WHAT THE TASK REQUIRES –
Work out the number of lines in the listing that include the string "title". Reply with that number alone.

SUPPLIED MATERIAL –
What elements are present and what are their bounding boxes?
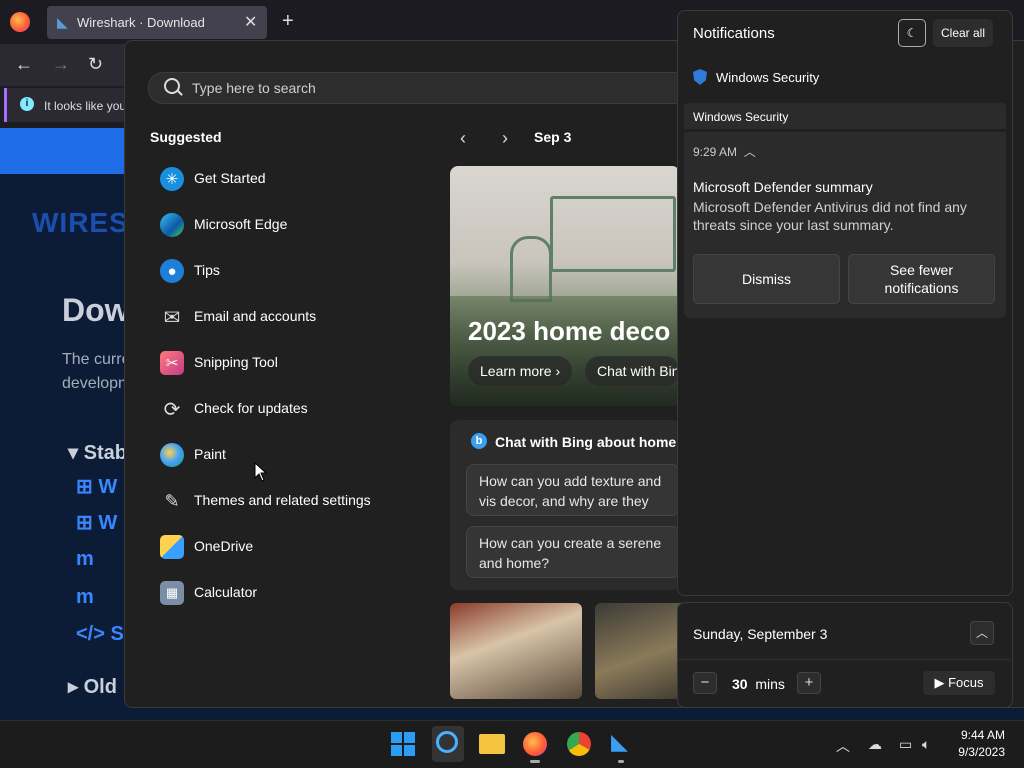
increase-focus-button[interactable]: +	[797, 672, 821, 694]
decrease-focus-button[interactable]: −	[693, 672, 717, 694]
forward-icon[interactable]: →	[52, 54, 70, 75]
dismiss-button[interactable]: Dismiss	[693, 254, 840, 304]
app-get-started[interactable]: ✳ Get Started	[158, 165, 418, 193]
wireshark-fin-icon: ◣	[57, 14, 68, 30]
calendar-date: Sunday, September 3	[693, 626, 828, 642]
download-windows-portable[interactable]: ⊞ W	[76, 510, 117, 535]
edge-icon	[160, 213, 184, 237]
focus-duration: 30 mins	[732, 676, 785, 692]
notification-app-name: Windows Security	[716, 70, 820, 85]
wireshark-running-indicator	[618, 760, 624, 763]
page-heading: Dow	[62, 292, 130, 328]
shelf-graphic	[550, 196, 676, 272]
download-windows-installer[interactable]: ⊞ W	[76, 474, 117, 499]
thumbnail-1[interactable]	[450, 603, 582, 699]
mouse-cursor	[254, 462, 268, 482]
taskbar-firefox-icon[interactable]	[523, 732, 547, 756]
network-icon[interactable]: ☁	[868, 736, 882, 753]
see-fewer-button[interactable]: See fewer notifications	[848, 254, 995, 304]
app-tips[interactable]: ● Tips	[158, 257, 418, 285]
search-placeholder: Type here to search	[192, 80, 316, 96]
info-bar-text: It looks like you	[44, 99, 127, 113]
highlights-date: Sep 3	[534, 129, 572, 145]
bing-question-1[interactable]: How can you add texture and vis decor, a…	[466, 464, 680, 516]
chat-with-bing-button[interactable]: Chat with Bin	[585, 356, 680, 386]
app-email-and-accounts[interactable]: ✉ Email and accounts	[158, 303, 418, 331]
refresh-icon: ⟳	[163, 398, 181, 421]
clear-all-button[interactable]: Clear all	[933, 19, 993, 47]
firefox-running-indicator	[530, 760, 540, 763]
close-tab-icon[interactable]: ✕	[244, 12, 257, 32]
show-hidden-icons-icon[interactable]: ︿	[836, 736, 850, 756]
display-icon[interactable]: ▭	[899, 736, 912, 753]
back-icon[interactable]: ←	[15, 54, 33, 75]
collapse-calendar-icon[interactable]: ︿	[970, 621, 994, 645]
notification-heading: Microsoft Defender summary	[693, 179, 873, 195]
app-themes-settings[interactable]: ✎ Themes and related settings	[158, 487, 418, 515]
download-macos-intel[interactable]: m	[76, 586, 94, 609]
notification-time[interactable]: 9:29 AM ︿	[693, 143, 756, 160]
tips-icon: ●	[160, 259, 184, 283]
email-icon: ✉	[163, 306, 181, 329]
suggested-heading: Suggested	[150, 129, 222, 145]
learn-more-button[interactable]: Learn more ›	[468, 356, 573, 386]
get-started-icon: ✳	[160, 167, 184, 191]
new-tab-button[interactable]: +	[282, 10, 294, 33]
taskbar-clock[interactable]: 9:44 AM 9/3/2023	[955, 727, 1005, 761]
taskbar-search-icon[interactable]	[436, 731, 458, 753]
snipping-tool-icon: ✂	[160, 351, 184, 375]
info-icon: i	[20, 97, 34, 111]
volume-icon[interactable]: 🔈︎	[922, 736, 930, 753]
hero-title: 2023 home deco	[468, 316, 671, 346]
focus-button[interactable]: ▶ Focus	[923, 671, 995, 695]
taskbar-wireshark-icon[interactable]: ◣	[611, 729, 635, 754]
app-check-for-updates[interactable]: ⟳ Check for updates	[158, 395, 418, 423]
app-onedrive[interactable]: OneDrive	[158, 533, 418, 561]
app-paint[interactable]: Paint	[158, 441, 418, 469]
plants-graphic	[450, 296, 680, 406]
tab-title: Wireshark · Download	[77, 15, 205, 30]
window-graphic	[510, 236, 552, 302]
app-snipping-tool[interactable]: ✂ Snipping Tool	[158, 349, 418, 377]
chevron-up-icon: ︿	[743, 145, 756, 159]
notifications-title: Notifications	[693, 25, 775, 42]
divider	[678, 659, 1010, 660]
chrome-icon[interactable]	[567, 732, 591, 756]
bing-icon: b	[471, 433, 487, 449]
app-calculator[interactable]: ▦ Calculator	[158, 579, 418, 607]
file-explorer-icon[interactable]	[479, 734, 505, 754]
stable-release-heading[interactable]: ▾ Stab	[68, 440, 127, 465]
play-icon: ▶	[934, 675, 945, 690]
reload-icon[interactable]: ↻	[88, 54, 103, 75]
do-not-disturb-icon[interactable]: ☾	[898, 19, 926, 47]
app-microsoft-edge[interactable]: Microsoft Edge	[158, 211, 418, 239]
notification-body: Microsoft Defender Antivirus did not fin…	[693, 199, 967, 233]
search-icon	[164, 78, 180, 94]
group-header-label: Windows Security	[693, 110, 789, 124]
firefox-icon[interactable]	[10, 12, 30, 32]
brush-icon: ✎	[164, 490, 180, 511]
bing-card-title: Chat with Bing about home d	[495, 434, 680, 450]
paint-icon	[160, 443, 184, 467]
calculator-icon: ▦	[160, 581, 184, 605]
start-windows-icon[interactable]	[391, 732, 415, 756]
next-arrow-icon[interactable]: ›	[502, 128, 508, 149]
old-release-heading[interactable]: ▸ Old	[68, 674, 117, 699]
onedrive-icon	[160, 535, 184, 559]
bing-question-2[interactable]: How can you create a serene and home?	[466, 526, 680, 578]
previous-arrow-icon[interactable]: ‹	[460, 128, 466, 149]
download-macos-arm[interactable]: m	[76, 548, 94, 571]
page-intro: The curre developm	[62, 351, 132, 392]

RESULT FOR THIS TASK –
4